Box coordinate listings:
◆ ◆ ◆

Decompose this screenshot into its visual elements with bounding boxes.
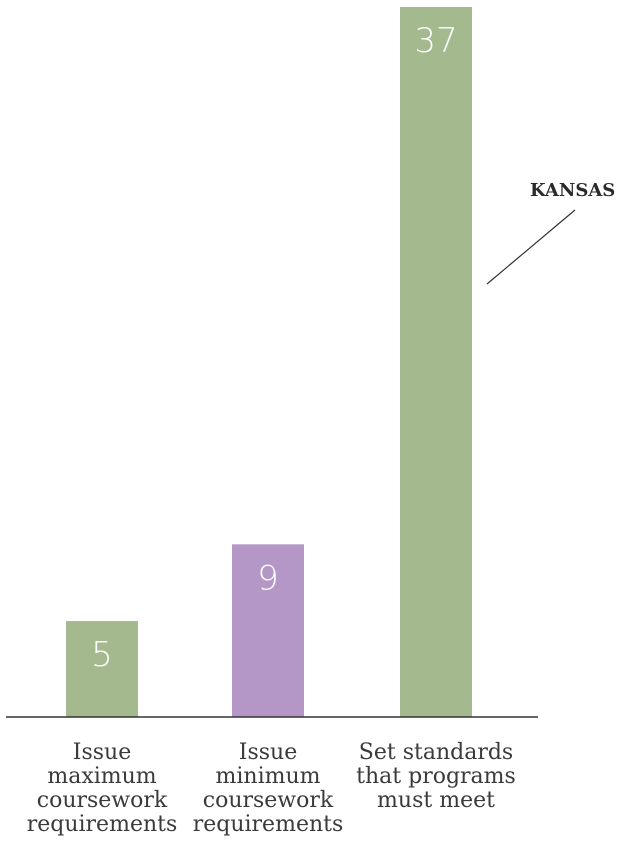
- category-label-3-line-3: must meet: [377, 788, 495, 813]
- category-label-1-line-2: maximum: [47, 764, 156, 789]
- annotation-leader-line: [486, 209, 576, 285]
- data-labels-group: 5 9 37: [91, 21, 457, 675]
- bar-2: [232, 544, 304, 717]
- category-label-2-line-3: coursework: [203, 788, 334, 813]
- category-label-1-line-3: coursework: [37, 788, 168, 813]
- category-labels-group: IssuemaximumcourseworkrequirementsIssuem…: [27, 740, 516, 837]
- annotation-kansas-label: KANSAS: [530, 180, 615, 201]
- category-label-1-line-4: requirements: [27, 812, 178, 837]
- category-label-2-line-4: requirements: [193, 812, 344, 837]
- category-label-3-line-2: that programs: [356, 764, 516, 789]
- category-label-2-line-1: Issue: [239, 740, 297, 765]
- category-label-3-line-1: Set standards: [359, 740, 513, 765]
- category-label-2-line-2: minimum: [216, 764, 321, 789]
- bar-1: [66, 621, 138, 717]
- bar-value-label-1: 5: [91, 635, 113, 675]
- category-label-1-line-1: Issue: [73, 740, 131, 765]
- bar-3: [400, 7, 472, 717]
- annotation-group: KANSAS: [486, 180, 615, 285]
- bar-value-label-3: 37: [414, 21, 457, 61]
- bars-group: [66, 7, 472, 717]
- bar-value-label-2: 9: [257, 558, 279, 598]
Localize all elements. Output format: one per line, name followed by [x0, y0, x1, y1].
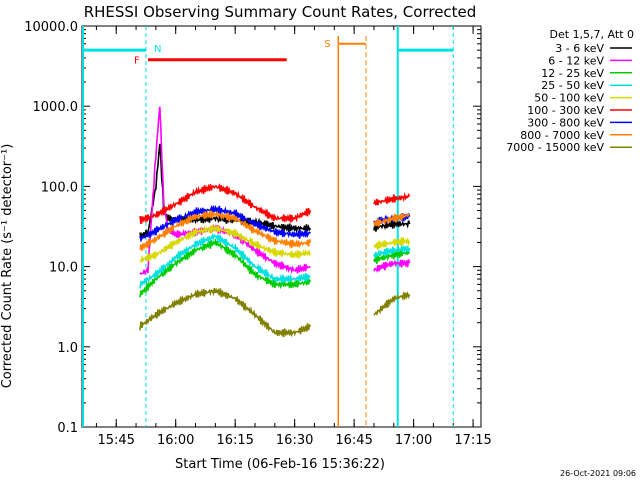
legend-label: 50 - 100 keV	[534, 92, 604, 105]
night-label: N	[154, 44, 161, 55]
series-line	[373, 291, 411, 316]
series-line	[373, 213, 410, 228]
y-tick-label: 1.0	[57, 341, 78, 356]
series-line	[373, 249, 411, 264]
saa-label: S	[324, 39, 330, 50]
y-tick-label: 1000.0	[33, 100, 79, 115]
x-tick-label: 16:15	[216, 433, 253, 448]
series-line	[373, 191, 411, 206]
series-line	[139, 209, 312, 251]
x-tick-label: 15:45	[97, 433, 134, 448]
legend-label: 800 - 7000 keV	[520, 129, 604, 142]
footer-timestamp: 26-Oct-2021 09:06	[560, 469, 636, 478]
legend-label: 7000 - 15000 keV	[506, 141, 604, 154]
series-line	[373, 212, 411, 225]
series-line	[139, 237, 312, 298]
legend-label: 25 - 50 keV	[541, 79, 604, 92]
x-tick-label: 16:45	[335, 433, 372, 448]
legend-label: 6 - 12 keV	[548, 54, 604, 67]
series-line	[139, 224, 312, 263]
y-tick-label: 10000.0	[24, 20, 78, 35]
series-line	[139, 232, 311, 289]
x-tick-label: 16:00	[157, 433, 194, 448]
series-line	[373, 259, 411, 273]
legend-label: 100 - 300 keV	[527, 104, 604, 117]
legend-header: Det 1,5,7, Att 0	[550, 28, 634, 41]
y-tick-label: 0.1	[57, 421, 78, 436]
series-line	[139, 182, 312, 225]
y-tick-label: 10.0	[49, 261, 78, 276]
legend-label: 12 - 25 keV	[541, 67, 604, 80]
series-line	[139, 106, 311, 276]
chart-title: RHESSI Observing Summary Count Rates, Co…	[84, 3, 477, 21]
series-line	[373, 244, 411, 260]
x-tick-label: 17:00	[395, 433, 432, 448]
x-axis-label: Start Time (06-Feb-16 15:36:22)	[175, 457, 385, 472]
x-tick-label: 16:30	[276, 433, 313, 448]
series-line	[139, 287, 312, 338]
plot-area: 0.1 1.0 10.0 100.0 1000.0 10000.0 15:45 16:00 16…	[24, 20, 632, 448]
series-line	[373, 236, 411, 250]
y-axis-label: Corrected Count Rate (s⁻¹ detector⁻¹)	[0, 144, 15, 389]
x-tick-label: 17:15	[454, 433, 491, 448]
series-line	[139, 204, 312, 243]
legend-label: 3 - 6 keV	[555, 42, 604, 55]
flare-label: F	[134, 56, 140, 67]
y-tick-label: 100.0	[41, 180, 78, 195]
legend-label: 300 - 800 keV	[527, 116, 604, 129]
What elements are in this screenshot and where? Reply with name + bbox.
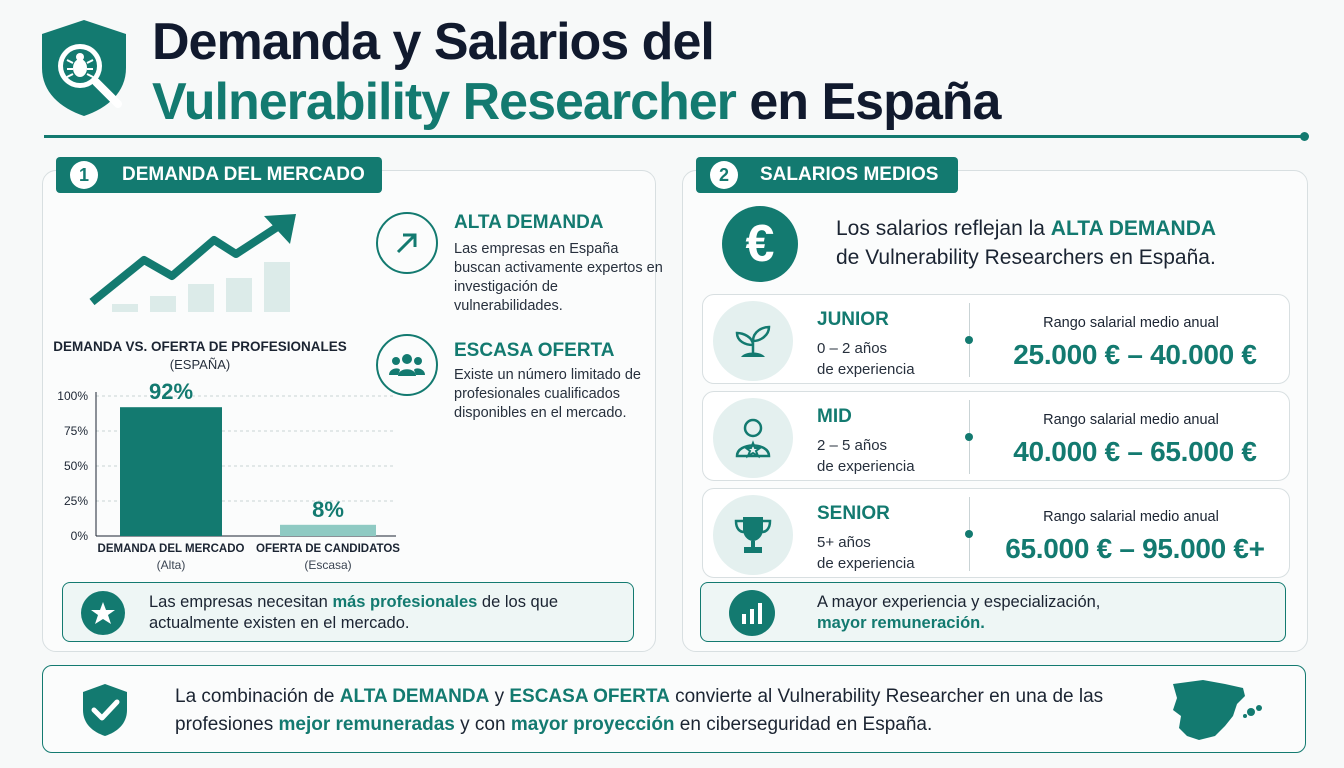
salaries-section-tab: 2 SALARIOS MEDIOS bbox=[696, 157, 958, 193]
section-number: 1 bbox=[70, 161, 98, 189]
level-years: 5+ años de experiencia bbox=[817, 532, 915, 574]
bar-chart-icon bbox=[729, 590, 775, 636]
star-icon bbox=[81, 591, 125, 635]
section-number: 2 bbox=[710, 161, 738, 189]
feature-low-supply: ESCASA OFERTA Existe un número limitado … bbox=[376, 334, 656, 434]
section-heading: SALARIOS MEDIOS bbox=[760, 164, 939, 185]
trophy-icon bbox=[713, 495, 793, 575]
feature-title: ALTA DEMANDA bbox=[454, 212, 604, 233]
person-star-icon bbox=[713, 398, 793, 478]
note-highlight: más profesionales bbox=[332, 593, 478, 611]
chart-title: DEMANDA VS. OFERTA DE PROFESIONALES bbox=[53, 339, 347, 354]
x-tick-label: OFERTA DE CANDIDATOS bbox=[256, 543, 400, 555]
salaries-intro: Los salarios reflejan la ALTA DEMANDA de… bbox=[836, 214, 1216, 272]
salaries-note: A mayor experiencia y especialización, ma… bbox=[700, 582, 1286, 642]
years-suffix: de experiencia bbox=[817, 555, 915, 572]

◆ ◆ ◆

● What you are asked to do: Pull out every line of the material above that contains the string "feature".

● Answer for this exercise:
feature-low-supply: ESCASA OFERTA Existe un número limitado … bbox=[376, 334, 656, 434]
feature-title: ALTA DEMANDA bbox=[454, 212, 604, 233]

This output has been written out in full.